◆ TEXTE À LIRE:
»»

Tribunal administratif de Montreuil

Jugement du 27 février 2023 n° 2107356

27/02/2023

Irrecevabilité

REPUBLIQUE FRANCAISE

AU NOM DU PEUPLE FRANCAIS


Vu la procédure suivante :

Par une ordonnance n°2103743 du 24 mai 2021, la présidente du tribunal administratif de Versailles a transmis la requête de M. B, enregistrée le 4 mai 2021, au tribunal administratif de Montreuil territorialement compétent.

Par sa requête enregistrée le 4 mai 2021, M. A B, représenté par Me Loue, doit être regardé comme demandant au tribunal :

1°) de prononcer la décharge de l'obligation de payer, en tant que débiteur solidaire, l'amende pour distributions occultes d'un montant de 109 423 euros qui a été infligée à la société Atsunn au titre de l'année 2015 ;

2°) de mettre à la charge de l'Etat la somme de 4 000 euros en application de l'article

L. 761-1 du code de justice administrative.

««

◆ TRAVAIL DEMANDÉ:
1 > Traduisez en anglais la phrase suivante du jugement : « Par une ordonnance n°2103743 du 24 mai 2021, la présidente du tribunal administratif de Versailles a transmis la requête de M. B, enregistrée le 4 mai 2021, au tribunal administratif de Montreuil territorialement compétent. »
2 > D'après le jugement, quel est le montant de l'amende pour distributions occultes infligée à la société Atsunn au titre de l'année 2015 ?
3 > Rédigez la suite du jugement du tribunal administratif de Montreuil, en reprenant après sa dernière phrase.

(Données sources)
»»

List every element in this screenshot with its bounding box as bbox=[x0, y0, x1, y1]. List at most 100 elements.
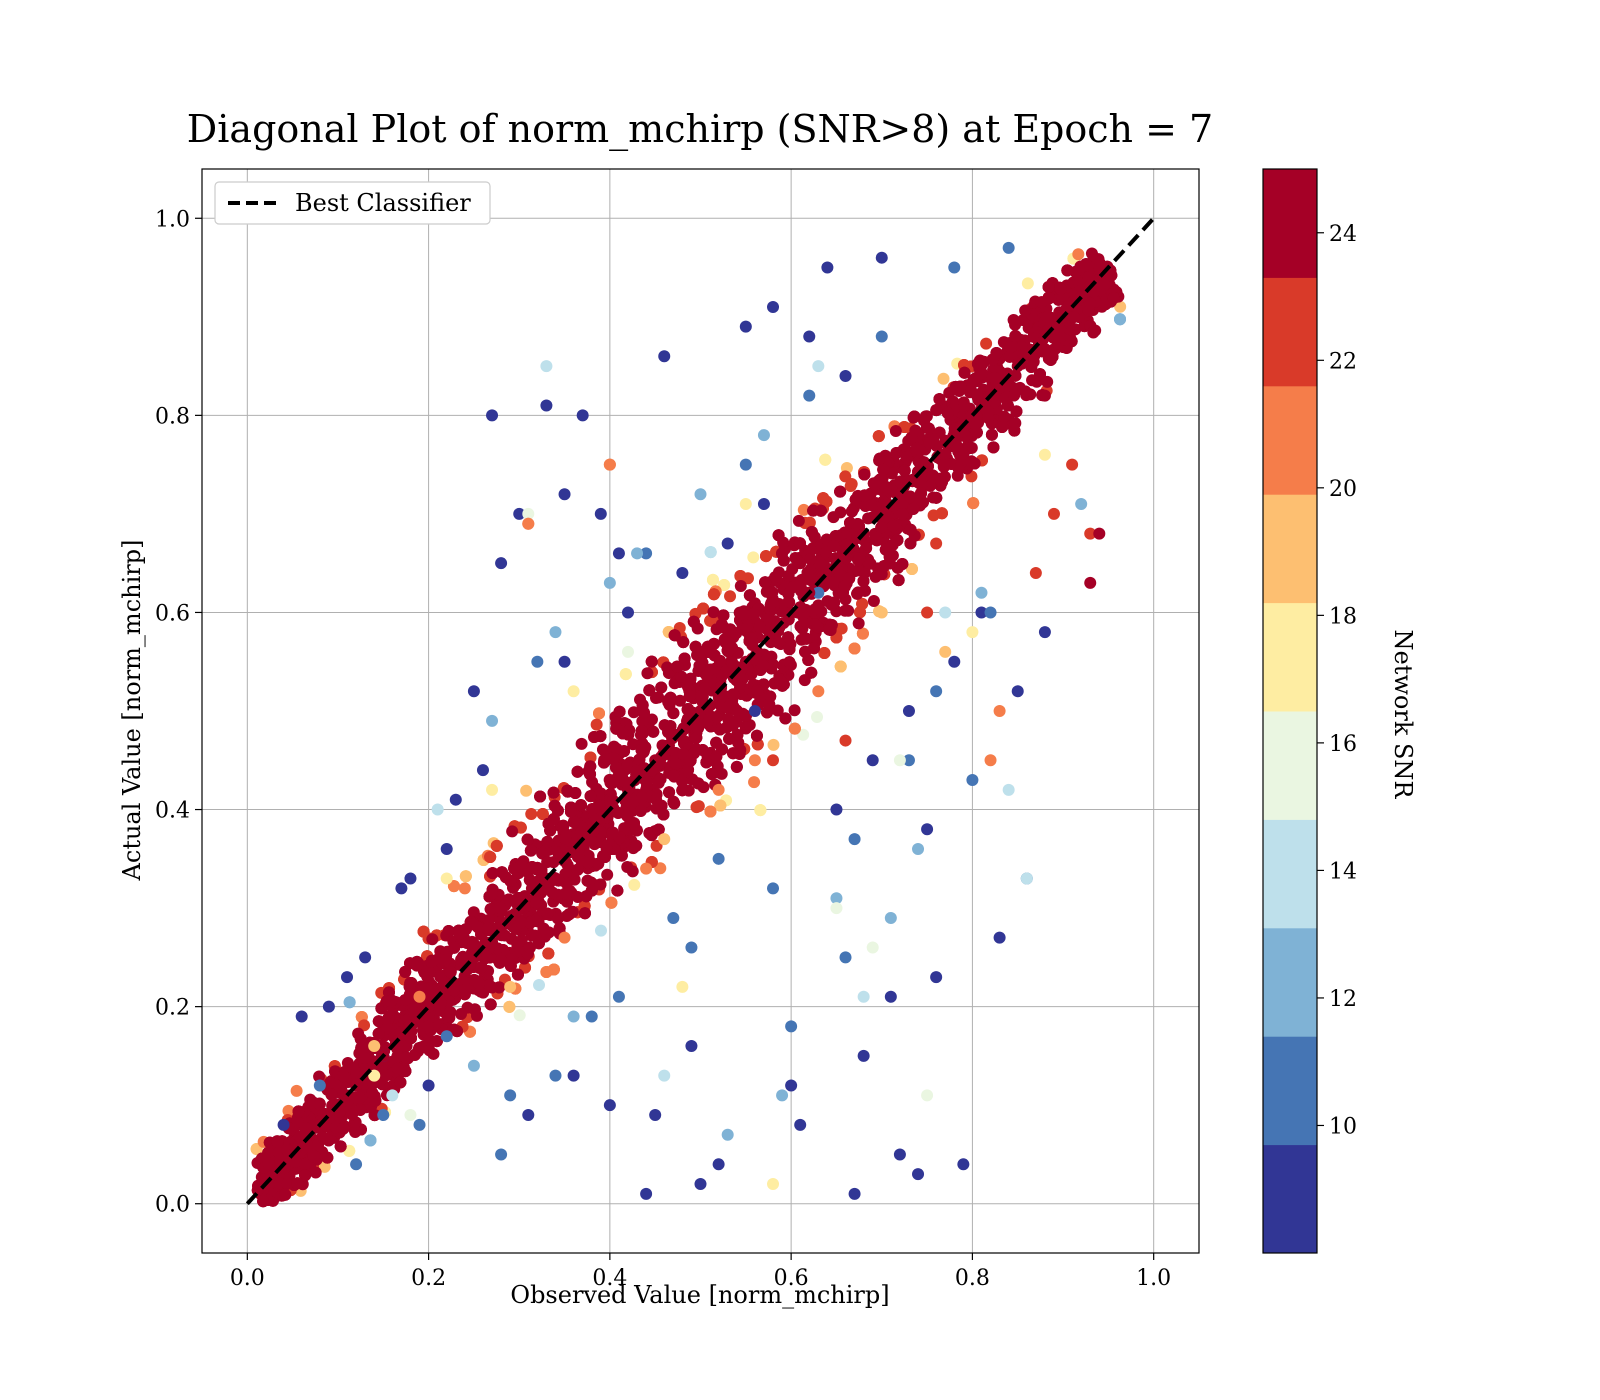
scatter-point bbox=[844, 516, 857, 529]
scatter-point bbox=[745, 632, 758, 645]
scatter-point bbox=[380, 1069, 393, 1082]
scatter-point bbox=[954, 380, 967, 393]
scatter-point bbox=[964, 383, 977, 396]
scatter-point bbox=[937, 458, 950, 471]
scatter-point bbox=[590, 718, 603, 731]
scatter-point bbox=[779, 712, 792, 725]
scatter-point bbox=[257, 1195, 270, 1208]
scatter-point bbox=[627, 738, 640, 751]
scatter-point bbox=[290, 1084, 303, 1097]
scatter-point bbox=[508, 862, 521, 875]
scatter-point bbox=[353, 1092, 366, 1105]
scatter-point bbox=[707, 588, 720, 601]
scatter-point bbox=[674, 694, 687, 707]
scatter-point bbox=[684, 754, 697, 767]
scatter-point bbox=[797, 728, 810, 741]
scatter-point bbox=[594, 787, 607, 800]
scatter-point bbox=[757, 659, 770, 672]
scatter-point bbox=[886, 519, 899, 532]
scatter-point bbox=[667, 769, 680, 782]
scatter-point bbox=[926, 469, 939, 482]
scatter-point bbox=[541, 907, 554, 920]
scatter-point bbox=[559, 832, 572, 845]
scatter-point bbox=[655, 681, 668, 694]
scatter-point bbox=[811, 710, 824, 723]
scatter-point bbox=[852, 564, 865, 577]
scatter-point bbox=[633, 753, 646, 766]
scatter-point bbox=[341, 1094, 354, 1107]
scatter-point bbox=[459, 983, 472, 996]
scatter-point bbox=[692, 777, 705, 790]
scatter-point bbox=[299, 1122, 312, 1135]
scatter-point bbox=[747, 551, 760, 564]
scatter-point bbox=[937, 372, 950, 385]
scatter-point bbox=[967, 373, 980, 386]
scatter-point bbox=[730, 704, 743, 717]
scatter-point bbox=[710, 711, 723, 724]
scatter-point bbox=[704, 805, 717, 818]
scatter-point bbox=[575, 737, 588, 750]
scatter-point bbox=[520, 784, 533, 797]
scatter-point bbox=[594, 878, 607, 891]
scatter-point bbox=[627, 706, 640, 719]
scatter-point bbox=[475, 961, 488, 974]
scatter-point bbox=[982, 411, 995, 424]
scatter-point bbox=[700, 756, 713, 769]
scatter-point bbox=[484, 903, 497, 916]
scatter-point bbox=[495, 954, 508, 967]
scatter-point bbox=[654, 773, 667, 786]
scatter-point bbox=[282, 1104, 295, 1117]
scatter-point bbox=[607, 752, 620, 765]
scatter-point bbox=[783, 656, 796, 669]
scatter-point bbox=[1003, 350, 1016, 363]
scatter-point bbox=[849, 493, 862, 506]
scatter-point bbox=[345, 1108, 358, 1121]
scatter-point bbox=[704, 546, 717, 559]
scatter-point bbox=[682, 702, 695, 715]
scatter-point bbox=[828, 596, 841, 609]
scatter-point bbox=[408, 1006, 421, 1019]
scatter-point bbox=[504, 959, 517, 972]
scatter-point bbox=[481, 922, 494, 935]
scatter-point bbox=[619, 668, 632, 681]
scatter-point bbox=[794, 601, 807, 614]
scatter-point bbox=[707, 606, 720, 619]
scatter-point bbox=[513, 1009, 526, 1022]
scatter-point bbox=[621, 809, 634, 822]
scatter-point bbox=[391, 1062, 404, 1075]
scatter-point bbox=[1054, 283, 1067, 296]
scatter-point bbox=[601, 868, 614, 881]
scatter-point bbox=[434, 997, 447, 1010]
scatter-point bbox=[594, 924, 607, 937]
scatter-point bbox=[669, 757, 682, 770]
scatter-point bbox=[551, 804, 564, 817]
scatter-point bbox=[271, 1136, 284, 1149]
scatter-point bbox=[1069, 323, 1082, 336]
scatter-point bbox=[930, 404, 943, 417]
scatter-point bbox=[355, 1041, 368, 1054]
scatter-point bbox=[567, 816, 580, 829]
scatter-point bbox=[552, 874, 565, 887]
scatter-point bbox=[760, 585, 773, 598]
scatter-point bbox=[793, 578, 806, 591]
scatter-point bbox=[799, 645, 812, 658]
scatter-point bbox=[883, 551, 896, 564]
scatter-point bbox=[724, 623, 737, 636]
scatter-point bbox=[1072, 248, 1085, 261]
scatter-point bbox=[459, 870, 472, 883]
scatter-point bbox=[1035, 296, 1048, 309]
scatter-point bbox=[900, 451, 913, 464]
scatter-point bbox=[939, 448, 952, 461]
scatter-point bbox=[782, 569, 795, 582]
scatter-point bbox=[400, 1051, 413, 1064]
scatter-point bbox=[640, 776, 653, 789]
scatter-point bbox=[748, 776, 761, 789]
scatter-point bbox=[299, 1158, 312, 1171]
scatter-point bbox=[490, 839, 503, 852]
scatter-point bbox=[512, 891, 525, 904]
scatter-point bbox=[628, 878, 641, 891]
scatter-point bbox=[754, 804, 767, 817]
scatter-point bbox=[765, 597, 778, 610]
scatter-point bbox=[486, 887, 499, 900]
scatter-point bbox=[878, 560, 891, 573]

««

◆ RÉPONSES ATTENDUES:
1 > By order no. 2103743 of May 24, 2021, the president of the Versailles Administrative Court transferred Mr. B's application, registered on May 4, 2021, to the Montreuil Administrative Court, which has territorial jurisdiction.

2 > 109 423 euros.

3 >
Il soutient que :

- la procédure d'imposition est irrégulière du fait du défaut de communication des documents relatifs à la procédure de taxation préalablement à la mise en recouvrement des sommes réclamées, le principe du contradictoire a été méconnu ;

- l'article 1759 est contraire à la Constitution ;

- la procédure méconnaît l'article L. 57 du livre des procédures fiscales dès lors qu'il n'a pas eu communication de la motivation de la proposition de rectification, ni qu'il a été mis à même d'en comprendre les motifs ;

- aucun avis de mise en recouvrement, ni aucune mise en demeure ne lui ont été adressés par le comptable public avant l'engagement des poursuites ;

- le service n'apporte aucune preuve d'appréhension des revenus distribués sur le fondement des dispositions du 1°) l'article 109-1 du code général des impôts, et en l'absence de transmission de la comptabilité de l'entreprise, il ne pouvait appliquer ces dispositions, mais celles des avantages occultes prévus au c) de l'article 111 du code général des impôts ;

- en l'absence de communication des pièces de la procédure diligentée contre le débiteur principal, il est impossible de vérifier que les dispositions de l'article 117 et 1759 du code général des impôts ont été respectées ;

- dès lors qu'il n'était plus gérant de droit ou de fait de la société, sa responsabilité solidaire ne pouvait être retenue en application des dispositions du 3 du V de l'article 1754 du code général des impôts pour le paiement de l'amende prévue à l'article 1759 du code général des impôts.

Par un mémoire en défense enregistré le 15 mars 2022, le directeur départemental des finances publiques de la Seine-Saint-Denis conclut au rejet de la requête.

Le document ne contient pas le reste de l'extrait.